# [Problem requirements]
Copy the listing word for word from the line with "Localize each UI" to the line with "text-line: по просьбѣ", including both of those lines. Leave the pictures out.

# [Data supplied]
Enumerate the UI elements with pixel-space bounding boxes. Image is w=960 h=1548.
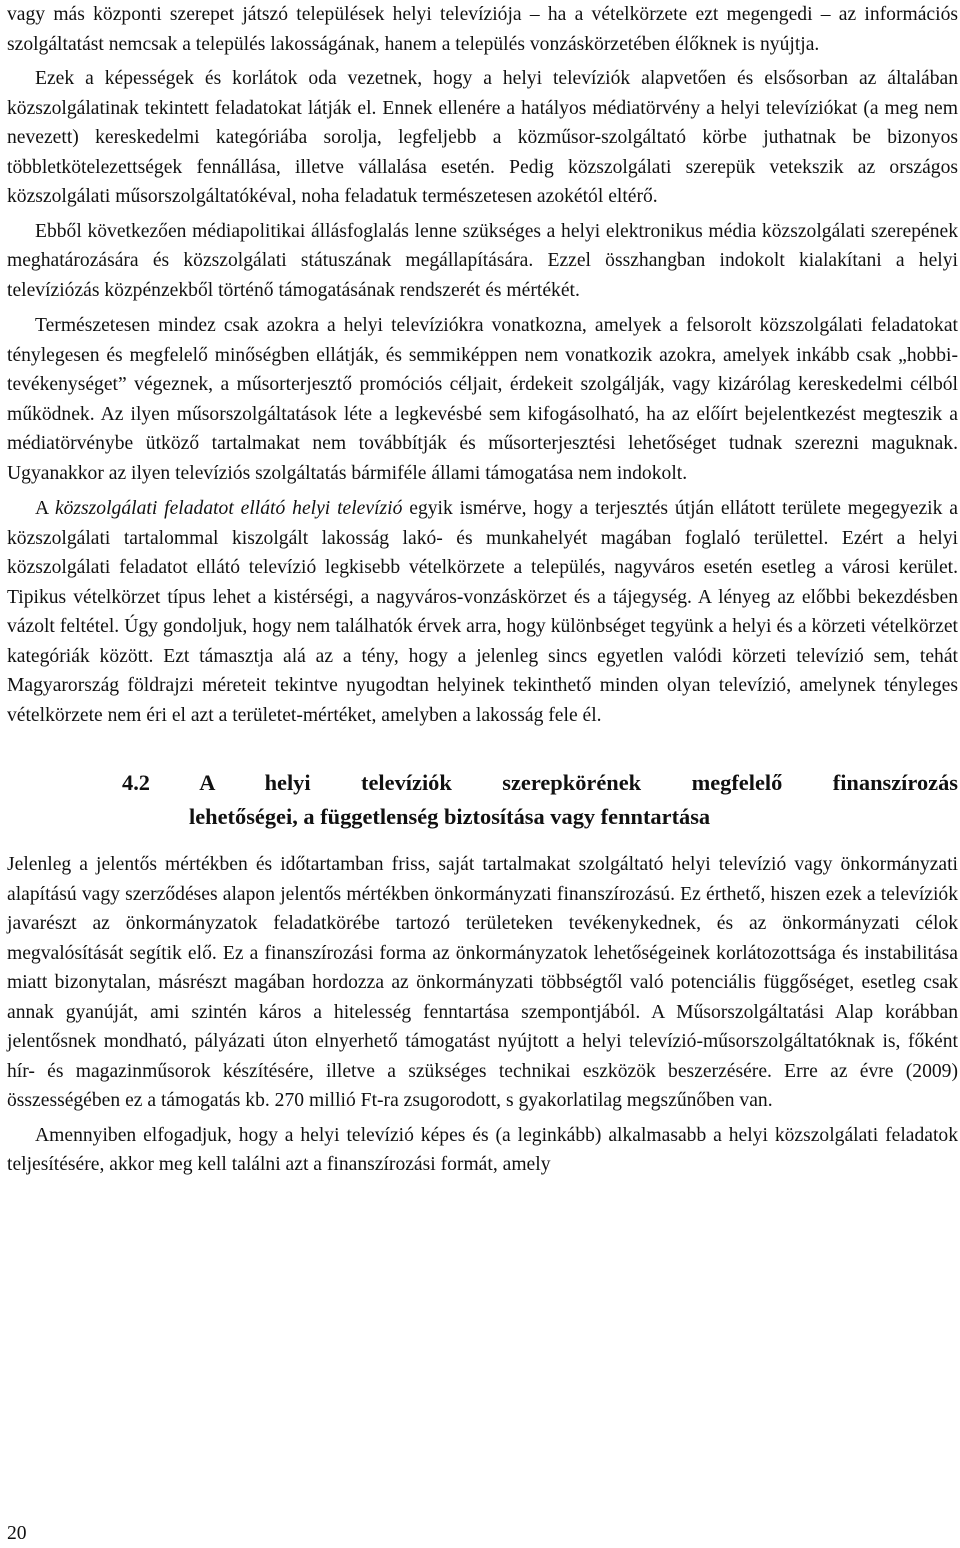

---

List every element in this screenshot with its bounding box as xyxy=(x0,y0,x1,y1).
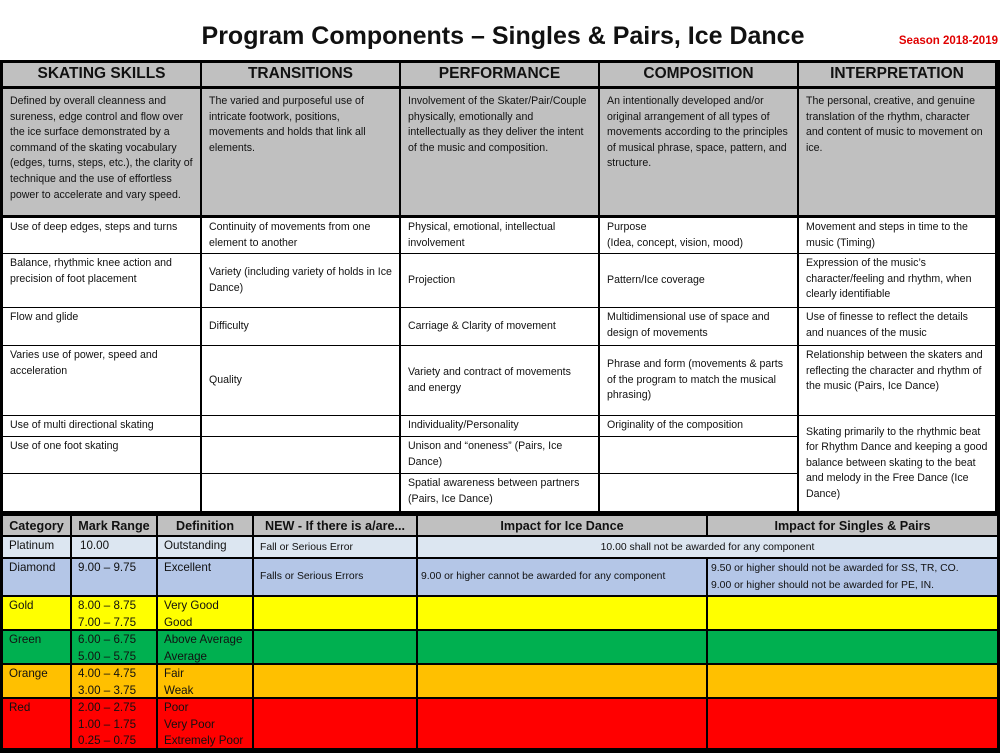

--

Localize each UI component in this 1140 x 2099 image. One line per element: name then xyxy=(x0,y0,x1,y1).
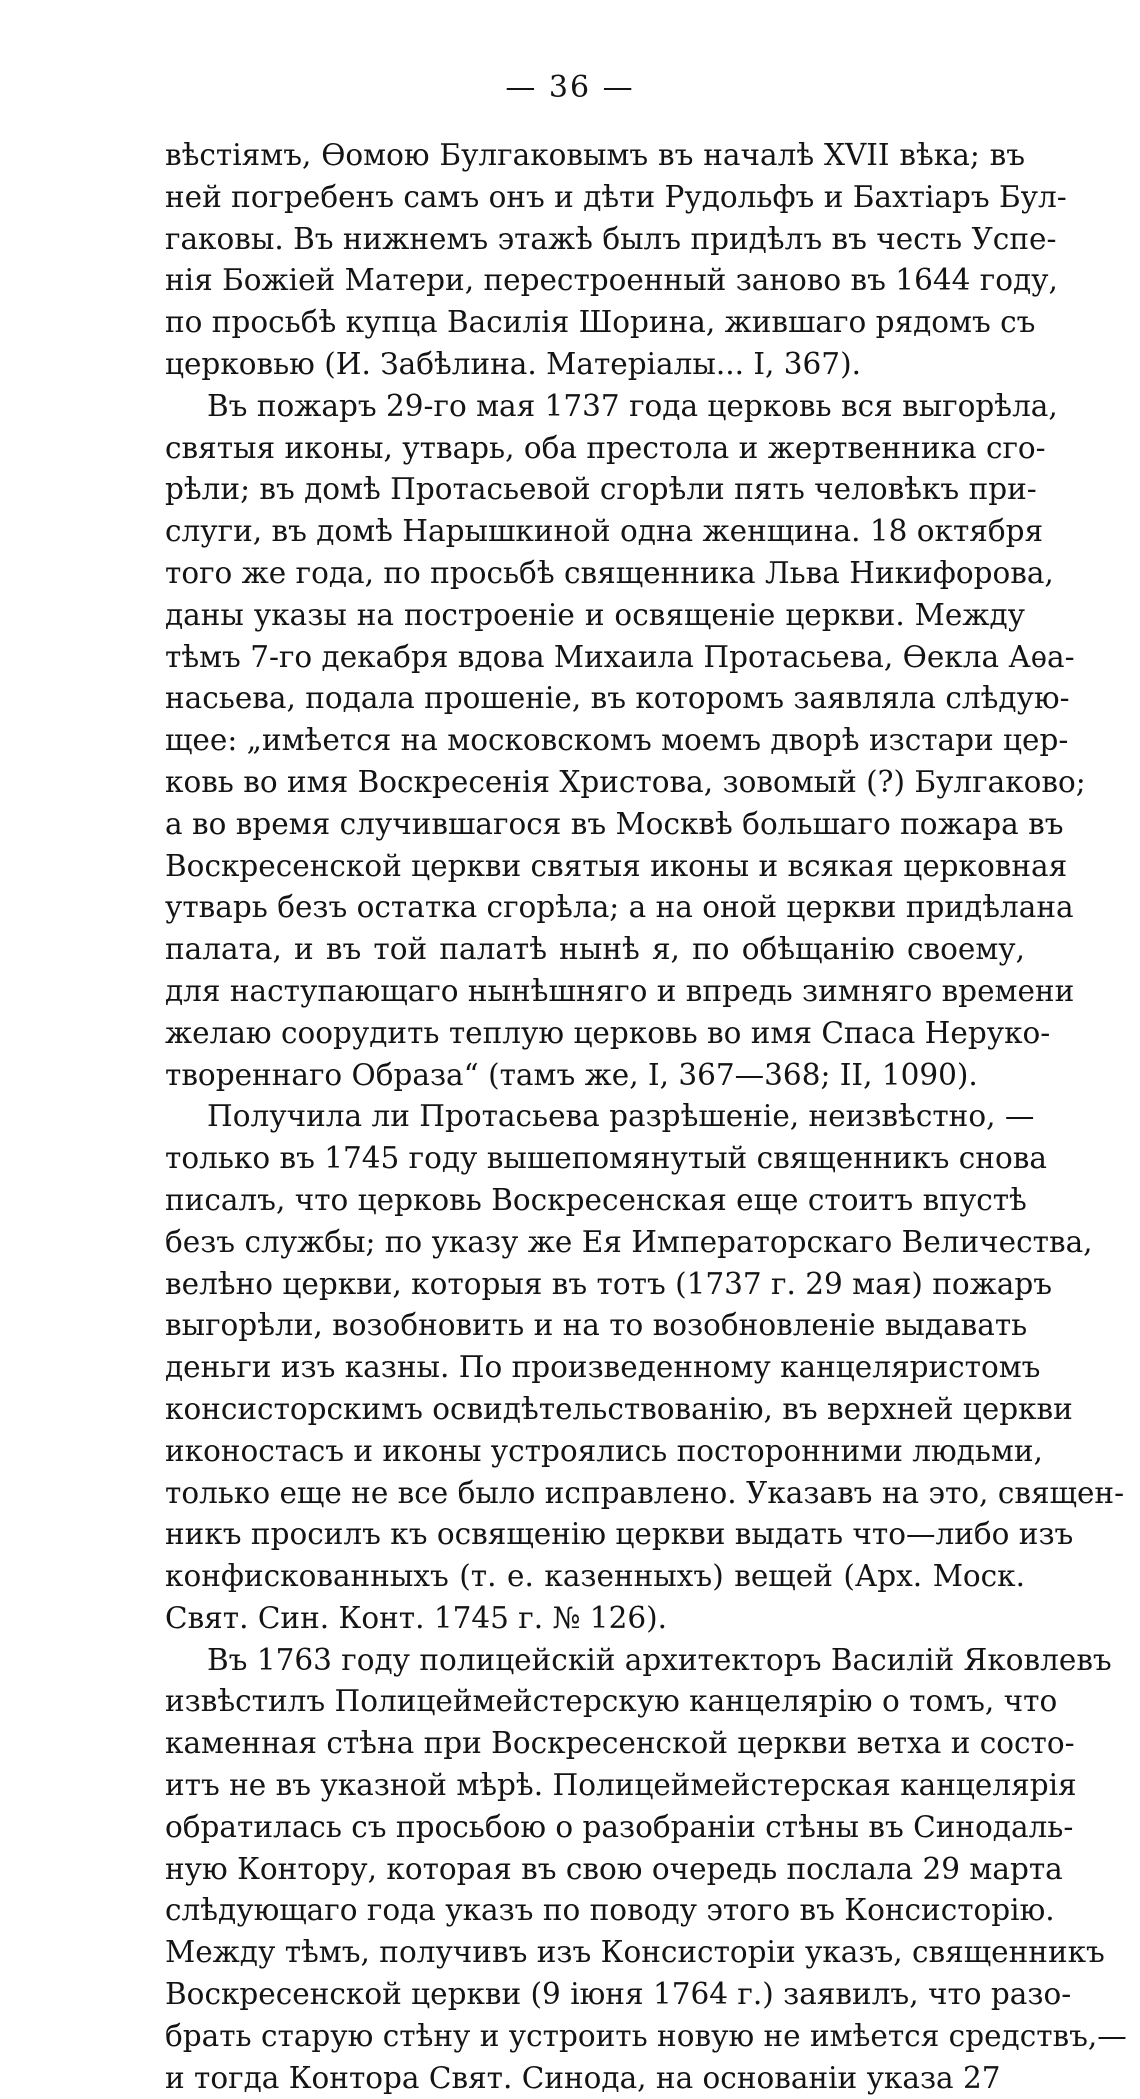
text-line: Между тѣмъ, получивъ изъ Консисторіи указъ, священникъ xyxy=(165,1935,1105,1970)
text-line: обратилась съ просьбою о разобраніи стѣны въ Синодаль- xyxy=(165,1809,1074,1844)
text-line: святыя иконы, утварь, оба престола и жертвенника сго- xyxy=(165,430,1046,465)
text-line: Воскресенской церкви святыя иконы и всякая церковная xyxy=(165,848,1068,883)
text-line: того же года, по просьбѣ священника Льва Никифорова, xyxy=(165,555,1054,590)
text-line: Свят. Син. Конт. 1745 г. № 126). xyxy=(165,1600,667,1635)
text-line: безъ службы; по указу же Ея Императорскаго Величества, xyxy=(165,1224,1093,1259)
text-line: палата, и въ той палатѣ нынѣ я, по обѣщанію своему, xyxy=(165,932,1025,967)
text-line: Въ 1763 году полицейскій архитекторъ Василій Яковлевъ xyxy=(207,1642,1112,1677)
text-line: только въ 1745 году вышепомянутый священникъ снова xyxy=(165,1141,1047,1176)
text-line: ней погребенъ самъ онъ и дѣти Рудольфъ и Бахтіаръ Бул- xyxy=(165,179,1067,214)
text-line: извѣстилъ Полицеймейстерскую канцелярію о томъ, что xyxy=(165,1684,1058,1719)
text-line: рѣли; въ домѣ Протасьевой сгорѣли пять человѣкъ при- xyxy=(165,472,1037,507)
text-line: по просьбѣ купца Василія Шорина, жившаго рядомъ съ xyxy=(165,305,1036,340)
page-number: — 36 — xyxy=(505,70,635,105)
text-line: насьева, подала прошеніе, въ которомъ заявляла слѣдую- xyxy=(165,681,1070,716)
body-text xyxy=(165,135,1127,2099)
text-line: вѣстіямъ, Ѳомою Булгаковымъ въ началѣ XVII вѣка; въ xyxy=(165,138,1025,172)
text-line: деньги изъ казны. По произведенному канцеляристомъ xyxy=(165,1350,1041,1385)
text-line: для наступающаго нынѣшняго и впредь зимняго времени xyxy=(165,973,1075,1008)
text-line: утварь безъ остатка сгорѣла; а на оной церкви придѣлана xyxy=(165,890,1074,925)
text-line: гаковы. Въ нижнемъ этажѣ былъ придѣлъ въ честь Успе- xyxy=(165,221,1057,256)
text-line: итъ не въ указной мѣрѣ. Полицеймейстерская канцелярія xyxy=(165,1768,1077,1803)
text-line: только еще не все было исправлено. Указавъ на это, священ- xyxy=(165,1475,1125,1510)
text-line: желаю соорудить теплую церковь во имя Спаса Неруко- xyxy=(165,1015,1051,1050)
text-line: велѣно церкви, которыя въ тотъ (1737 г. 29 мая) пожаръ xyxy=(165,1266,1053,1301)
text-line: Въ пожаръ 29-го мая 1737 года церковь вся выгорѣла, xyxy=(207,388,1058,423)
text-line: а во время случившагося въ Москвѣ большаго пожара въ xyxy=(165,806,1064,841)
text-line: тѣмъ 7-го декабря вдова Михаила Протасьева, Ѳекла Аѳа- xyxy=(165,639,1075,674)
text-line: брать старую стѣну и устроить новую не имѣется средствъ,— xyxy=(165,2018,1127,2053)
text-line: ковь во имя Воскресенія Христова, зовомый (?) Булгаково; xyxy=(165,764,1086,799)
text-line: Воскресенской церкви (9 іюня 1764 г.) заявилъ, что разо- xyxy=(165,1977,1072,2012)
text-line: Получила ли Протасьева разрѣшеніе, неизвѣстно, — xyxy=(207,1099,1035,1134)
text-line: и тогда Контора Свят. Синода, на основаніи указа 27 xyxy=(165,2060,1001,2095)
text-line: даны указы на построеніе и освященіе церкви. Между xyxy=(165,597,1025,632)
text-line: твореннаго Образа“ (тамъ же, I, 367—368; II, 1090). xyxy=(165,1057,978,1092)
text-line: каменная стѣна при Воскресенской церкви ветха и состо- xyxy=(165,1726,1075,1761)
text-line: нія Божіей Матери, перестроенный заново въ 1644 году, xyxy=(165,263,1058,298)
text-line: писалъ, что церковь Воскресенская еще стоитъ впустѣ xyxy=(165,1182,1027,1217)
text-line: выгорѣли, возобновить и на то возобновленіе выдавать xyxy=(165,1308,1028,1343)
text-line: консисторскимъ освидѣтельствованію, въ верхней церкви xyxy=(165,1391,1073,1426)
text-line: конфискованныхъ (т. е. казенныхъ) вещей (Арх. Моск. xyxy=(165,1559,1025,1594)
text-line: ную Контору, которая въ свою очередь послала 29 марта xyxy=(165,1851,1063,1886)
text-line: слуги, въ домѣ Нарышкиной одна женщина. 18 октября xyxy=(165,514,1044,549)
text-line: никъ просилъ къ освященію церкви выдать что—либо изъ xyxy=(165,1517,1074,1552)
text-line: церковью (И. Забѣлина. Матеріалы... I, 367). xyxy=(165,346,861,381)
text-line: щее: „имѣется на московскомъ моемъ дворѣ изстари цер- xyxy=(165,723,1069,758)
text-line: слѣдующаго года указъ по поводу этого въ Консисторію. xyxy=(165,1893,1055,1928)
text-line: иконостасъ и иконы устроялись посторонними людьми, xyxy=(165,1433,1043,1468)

# [Answer to this exercise]
Localize each UI component in this 1140 x 2099 image. One line per element: name then xyxy=(x0,y0,x1,y1).
text-line: Между тѣмъ, получивъ изъ Консисторіи указъ, священникъ xyxy=(165,1935,1105,1970)
text-line: обратилась съ просьбою о разобраніи стѣны въ Синодаль- xyxy=(165,1809,1074,1844)
text-line: святыя иконы, утварь, оба престола и жертвенника сго- xyxy=(165,430,1046,465)
text-line: Воскресенской церкви святыя иконы и всякая церковная xyxy=(165,848,1068,883)
text-line: того же года, по просьбѣ священника Льва Никифорова, xyxy=(165,555,1054,590)
text-line: Свят. Син. Конт. 1745 г. № 126). xyxy=(165,1600,667,1635)
text-line: безъ службы; по указу же Ея Императорскаго Величества, xyxy=(165,1224,1093,1259)
text-line: палата, и въ той палатѣ нынѣ я, по обѣщанію своему, xyxy=(165,932,1025,967)
text-line: Въ 1763 году полицейскій архитекторъ Василій Яковлевъ xyxy=(207,1642,1112,1677)
text-line: только въ 1745 году вышепомянутый священникъ снова xyxy=(165,1141,1047,1176)
text-line: ней погребенъ самъ онъ и дѣти Рудольфъ и Бахтіаръ Бул- xyxy=(165,179,1067,214)
text-line: извѣстилъ Полицеймейстерскую канцелярію о томъ, что xyxy=(165,1684,1058,1719)
text-line: рѣли; въ домѣ Протасьевой сгорѣли пять человѣкъ при- xyxy=(165,472,1037,507)
text-line: по просьбѣ купца Василія Шорина, жившаго рядомъ съ xyxy=(165,305,1036,340)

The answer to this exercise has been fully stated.